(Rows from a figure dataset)
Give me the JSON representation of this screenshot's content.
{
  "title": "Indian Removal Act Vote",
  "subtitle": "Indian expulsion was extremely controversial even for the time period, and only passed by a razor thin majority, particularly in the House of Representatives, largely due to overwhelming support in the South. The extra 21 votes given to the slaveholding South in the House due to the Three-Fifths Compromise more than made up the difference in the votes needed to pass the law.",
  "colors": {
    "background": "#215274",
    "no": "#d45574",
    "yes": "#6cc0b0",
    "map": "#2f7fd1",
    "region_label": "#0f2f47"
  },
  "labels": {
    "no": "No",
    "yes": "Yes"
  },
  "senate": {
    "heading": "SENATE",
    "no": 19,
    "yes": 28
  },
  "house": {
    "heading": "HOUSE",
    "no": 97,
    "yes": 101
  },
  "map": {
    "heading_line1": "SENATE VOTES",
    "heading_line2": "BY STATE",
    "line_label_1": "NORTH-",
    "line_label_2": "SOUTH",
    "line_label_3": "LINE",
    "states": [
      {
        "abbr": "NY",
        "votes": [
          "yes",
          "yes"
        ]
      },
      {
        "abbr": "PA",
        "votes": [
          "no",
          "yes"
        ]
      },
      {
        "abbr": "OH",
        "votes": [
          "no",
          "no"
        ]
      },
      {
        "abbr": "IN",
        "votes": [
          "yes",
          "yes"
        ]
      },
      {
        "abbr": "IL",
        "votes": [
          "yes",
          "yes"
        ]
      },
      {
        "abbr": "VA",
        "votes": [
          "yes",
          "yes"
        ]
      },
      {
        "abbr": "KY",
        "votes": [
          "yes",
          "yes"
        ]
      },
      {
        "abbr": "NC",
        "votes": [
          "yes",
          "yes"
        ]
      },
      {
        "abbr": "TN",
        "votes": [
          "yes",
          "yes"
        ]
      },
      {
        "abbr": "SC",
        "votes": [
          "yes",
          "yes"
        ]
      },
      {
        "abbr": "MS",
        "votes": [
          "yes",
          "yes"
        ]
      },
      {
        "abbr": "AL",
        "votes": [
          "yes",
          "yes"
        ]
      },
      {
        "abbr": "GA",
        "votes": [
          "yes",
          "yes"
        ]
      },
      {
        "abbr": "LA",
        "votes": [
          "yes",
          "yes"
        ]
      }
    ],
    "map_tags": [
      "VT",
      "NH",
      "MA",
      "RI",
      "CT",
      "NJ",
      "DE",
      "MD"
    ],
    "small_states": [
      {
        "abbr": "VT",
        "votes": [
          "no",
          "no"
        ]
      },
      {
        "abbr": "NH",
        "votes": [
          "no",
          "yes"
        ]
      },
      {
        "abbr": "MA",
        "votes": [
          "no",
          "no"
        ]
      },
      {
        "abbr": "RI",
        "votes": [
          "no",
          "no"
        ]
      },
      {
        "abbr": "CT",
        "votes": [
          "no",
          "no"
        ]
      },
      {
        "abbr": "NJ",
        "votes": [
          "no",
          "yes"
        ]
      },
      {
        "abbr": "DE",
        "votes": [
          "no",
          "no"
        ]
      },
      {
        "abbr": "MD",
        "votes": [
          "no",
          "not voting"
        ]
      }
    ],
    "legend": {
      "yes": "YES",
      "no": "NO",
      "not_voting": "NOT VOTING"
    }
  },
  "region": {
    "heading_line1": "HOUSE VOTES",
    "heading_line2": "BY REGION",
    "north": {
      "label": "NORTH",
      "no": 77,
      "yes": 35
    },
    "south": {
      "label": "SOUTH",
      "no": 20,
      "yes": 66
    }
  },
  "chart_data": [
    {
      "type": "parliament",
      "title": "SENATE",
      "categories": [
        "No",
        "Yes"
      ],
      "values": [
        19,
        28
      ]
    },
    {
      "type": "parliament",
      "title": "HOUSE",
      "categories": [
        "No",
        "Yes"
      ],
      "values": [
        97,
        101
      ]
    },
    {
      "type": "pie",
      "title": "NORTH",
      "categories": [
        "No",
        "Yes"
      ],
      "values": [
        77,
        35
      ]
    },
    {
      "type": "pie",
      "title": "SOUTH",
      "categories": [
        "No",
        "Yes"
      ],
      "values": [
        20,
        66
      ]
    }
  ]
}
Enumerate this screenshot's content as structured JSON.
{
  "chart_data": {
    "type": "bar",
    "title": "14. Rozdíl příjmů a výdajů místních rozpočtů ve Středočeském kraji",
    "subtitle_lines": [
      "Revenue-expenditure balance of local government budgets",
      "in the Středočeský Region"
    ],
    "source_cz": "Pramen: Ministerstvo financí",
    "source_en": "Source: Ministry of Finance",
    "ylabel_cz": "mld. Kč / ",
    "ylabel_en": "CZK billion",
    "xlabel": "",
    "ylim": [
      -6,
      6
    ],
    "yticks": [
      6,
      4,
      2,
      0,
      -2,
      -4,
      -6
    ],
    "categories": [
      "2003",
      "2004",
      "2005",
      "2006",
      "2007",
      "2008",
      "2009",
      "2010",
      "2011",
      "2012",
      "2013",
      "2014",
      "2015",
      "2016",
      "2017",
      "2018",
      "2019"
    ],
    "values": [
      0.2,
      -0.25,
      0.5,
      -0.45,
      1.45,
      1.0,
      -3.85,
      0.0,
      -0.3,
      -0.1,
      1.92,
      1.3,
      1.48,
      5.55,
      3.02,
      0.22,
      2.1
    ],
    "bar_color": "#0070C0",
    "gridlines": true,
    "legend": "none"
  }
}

*Task brief*.
Repeat the entries above exactly, leaving nothing out.

*Solution to this exercise*.
Give me the JSON representation of this screenshot's content.
{
  "title": "Indian Removal Act Vote",
  "subtitle": "Indian expulsion was extremely controversial even for the time period, and only passed by a razor thin majority, particularly in the House of Representatives, largely due to overwhelming support in the South. The extra 21 votes given to the slaveholding South in the House due to the Three-Fifths Compromise more than made up the difference in the votes needed to pass the law.",
  "colors": {
    "background": "#215274",
    "no": "#d45574",
    "yes": "#6cc0b0",
    "map": "#2f7fd1",
    "region_label": "#0f2f47"
  },
  "labels": {
    "no": "No",
    "yes": "Yes"
  },
  "senate": {
    "heading": "SENATE",
    "no": 19,
    "yes": 28
  },
  "house": {
    "heading": "HOUSE",
    "no": 97,
    "yes": 101
  },
  "map": {
    "heading_line1": "SENATE VOTES",
    "heading_line2": "BY STATE",
    "line_label_1": "NORTH-",
    "line_label_2": "SOUTH",
    "line_label_3": "LINE",
    "states": [
      {
        "abbr": "NY",
        "votes": [
          "yes",
          "yes"
        ]
      },
      {
        "abbr": "PA",
        "votes": [
          "no",
          "yes"
        ]
      },
      {
        "abbr": "OH",
        "votes": [
          "no",
          "no"
        ]
      },
      {
        "abbr": "IN",
        "votes": [
          "yes",
          "yes"
        ]
      },
      {
        "abbr": "IL",
        "votes": [
          "yes",
          "yes"
        ]
      },
      {
        "abbr": "VA",
        "votes": [
          "yes",
          "yes"
        ]
      },
      {
        "abbr": "KY",
        "votes": [
          "yes",
          "yes"
        ]
      },
      {
        "abbr": "NC",
        "votes": [
          "yes",
          "yes"
        ]
      },
      {
        "abbr": "TN",
        "votes": [
          "yes",
          "yes"
        ]
      },
      {
        "abbr": "SC",
        "votes": [
          "yes",
          "yes"
        ]
      },
      {
        "abbr": "MS",
        "votes": [
          "yes",
          "yes"
        ]
      },
      {
        "abbr": "AL",
        "votes": [
          "yes",
          "yes"
        ]
      },
      {
        "abbr": "GA",
        "votes": [
          "yes",
          "yes"
        ]
      },
      {
        "abbr": "LA",
        "votes": [
          "yes",
          "yes"
        ]
      }
    ],
    "map_tags": [
      "VT",
      "NH",
      "MA",
      "RI",
      "CT",
      "NJ",
      "DE",
      "MD"
    ],
    "small_states": [
      {
        "abbr": "VT",
        "votes": [
          "no",
          "no"
        ]
      },
      {
        "abbr": "NH",
        "votes": [
          "no",
          "yes"
        ]
      },
      {
        "abbr": "MA",
        "votes": [
          "no",
          "no"
        ]
      },
      {
        "abbr": "RI",
        "votes": [
          "no",
          "no"
        ]
      },
      {
        "abbr": "CT",
        "votes": [
          "no",
          "no"
        ]
      },
      {
        "abbr": "NJ",
        "votes": [
          "no",
          "yes"
        ]
      },
      {
        "abbr": "DE",
        "votes": [
          "no",
          "no"
        ]
      },
      {
        "abbr": "MD",
        "votes": [
          "no",
          "not voting"
        ]
      }
    ],
    "legend": {
      "yes": "YES",
      "no": "NO",
      "not_voting": "NOT VOTING"
    }
  },
  "region": {
    "heading_line1": "HOUSE VOTES",
    "heading_line2": "BY REGION",
    "north": {
      "label": "NORTH",
      "no": 77,
      "yes": 35
    },
    "south": {
      "label": "SOUTH",
      "no": 20,
      "yes": 66
    }
  },
  "chart_data": [
    {
      "type": "parliament",
      "title": "SENATE",
      "categories": [
        "No",
        "Yes"
      ],
      "values": [
        19,
        28
      ]
    },
    {
      "type": "parliament",
      "title": "HOUSE",
      "categories": [
        "No",
        "Yes"
      ],
      "values": [
        97,
        101
      ]
    },
    {
      "type": "pie",
      "title": "NORTH",
      "categories": [
        "No",
        "Yes"
      ],
      "values": [
        77,
        35
      ]
    },
    {
      "type": "pie",
      "title": "SOUTH",
      "categories": [
        "No",
        "Yes"
      ],
      "values": [
        20,
        66
      ]
    }
  ]
}
Enumerate this screenshot's content as structured JSON.
{
  "chart_data": {
    "type": "bar",
    "title": "14. Rozdíl příjmů a výdajů místních rozpočtů ve Středočeském kraji",
    "subtitle_lines": [
      "Revenue-expenditure balance of local government budgets",
      "in the Středočeský Region"
    ],
    "source_cz": "Pramen: Ministerstvo financí",
    "source_en": "Source: Ministry of Finance",
    "ylabel_cz": "mld. Kč / ",
    "ylabel_en": "CZK billion",
    "xlabel": "",
    "ylim": [
      -6,
      6
    ],
    "yticks": [
      6,
      4,
      2,
      0,
      -2,
      -4,
      -6
    ],
    "categories": [
      "2003",
      "2004",
      "2005",
      "2006",
      "2007",
      "2008",
      "2009",
      "2010",
      "2011",
      "2012",
      "2013",
      "2014",
      "2015",
      "2016",
      "2017",
      "2018",
      "2019"
    ],
    "values": [
      0.2,
      -0.25,
      0.5,
      -0.45,
      1.45,
      1.0,
      -3.85,
      0.0,
      -0.3,
      -0.1,
      1.92,
      1.3,
      1.48,
      5.55,
      3.02,
      0.22,
      2.1
    ],
    "bar_color": "#0070C0",
    "gridlines": true,
    "legend": "none"
  }
}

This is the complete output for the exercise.